WHAT TO DO:
Within the records below, find each line that holds the string "Strike", then copy it.

═══ DATA TO PROCESS

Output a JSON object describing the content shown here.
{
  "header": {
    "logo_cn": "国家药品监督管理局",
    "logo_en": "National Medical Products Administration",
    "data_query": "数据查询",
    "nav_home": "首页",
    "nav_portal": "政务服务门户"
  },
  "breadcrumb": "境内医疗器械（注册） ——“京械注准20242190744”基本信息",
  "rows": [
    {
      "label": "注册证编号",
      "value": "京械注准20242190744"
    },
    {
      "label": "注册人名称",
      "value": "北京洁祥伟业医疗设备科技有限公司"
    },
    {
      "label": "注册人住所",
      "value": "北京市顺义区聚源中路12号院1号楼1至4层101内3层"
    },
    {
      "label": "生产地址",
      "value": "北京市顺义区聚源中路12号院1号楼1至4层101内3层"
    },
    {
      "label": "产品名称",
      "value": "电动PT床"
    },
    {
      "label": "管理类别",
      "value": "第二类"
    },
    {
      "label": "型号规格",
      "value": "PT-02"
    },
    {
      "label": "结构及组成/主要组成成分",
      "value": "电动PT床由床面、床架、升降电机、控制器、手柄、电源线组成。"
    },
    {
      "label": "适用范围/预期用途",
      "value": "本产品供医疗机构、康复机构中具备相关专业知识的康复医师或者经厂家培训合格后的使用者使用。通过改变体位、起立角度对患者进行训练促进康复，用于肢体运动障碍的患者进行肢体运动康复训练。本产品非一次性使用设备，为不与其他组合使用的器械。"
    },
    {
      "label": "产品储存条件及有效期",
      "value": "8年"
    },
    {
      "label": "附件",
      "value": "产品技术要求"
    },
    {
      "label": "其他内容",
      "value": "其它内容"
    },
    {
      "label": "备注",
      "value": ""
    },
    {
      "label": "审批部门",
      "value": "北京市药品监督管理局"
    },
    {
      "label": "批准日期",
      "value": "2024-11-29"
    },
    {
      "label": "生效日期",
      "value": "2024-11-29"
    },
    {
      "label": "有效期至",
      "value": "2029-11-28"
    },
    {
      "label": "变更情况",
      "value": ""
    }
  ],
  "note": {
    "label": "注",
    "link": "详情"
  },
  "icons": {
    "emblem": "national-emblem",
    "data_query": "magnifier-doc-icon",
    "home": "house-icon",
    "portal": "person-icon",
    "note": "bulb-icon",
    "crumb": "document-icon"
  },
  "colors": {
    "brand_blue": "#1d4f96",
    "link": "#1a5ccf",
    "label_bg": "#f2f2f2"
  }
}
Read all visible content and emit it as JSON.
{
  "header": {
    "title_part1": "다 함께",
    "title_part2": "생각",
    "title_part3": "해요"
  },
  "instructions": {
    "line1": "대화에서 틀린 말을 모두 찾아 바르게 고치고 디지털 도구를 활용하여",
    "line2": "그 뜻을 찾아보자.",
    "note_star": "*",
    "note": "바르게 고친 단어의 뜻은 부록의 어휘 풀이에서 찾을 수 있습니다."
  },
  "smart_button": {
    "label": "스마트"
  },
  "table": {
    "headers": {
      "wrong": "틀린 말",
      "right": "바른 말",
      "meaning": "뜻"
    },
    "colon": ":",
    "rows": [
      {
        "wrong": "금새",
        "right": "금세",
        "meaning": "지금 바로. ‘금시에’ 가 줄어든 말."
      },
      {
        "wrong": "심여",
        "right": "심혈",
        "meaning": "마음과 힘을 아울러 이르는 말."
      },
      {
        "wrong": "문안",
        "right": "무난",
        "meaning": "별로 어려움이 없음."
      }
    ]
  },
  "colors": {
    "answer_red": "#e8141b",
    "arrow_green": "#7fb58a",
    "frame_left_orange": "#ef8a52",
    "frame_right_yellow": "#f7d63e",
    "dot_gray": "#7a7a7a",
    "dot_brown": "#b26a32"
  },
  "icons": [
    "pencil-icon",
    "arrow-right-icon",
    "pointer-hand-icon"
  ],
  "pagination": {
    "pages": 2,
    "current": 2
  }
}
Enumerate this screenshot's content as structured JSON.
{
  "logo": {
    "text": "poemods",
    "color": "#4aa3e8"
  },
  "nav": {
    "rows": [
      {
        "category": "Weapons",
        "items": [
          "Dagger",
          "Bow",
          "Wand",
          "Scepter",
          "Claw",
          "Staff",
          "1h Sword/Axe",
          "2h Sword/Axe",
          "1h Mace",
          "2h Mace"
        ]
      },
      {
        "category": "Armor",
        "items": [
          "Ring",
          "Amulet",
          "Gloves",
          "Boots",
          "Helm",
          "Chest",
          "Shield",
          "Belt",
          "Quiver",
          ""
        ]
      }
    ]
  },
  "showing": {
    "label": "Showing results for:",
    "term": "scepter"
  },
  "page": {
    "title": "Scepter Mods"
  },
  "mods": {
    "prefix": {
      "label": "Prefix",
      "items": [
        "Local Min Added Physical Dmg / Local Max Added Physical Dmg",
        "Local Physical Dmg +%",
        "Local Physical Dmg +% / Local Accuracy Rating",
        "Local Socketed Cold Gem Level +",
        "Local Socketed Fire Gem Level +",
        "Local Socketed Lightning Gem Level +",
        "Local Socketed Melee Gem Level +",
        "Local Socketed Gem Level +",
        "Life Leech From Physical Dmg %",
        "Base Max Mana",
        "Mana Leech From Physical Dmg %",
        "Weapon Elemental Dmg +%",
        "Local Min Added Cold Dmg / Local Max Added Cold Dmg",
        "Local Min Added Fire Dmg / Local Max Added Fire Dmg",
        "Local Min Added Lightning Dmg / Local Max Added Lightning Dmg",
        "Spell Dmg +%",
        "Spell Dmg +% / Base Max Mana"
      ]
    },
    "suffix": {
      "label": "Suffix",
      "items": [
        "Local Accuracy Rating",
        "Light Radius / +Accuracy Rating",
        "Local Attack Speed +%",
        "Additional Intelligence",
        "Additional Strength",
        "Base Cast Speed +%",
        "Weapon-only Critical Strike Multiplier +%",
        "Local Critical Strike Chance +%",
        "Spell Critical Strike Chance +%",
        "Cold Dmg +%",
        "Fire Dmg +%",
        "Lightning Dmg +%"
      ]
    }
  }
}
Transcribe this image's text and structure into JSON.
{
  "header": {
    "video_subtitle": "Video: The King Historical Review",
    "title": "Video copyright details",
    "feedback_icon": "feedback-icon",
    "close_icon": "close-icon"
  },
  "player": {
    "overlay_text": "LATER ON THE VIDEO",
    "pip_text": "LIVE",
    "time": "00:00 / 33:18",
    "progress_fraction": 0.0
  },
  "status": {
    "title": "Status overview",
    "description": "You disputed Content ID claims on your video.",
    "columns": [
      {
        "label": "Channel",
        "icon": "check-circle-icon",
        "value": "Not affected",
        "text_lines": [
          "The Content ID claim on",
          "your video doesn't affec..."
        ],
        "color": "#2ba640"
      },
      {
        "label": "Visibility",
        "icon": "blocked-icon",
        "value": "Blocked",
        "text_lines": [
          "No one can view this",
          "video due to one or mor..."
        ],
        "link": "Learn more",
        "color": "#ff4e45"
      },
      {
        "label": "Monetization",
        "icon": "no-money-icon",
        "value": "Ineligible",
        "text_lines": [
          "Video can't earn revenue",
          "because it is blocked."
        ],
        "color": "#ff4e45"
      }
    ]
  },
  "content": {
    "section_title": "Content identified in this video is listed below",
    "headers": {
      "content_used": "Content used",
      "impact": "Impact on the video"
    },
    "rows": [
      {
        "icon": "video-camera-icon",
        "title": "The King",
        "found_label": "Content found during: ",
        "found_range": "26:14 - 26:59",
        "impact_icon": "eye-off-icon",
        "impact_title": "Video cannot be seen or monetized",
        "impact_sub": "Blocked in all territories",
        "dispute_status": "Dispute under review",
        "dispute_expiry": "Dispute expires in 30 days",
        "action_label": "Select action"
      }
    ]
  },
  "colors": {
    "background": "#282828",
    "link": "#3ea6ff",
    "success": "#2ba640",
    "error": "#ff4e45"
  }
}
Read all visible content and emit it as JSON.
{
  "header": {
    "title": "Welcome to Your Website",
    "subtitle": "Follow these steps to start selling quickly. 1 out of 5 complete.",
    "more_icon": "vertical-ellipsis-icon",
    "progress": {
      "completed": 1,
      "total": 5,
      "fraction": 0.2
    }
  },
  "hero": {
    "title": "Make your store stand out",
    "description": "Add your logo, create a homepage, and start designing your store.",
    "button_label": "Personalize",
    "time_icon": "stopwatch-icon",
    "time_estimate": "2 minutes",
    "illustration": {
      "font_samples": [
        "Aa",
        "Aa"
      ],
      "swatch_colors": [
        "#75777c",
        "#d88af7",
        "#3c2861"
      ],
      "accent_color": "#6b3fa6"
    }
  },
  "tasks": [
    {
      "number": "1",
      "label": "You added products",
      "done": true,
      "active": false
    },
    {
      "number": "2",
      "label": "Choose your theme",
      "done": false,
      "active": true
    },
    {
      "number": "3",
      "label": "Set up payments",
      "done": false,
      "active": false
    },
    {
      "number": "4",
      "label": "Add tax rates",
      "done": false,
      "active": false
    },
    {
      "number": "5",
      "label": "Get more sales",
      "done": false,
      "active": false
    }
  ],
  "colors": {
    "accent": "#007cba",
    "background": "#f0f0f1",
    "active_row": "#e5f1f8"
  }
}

══════

EXERCISE SOLUTION:
        "Weapon-only Critical Strike Multiplier +%",
        "Local Critical Strike Chance +%",
        "Spell Critical Strike Chance +%",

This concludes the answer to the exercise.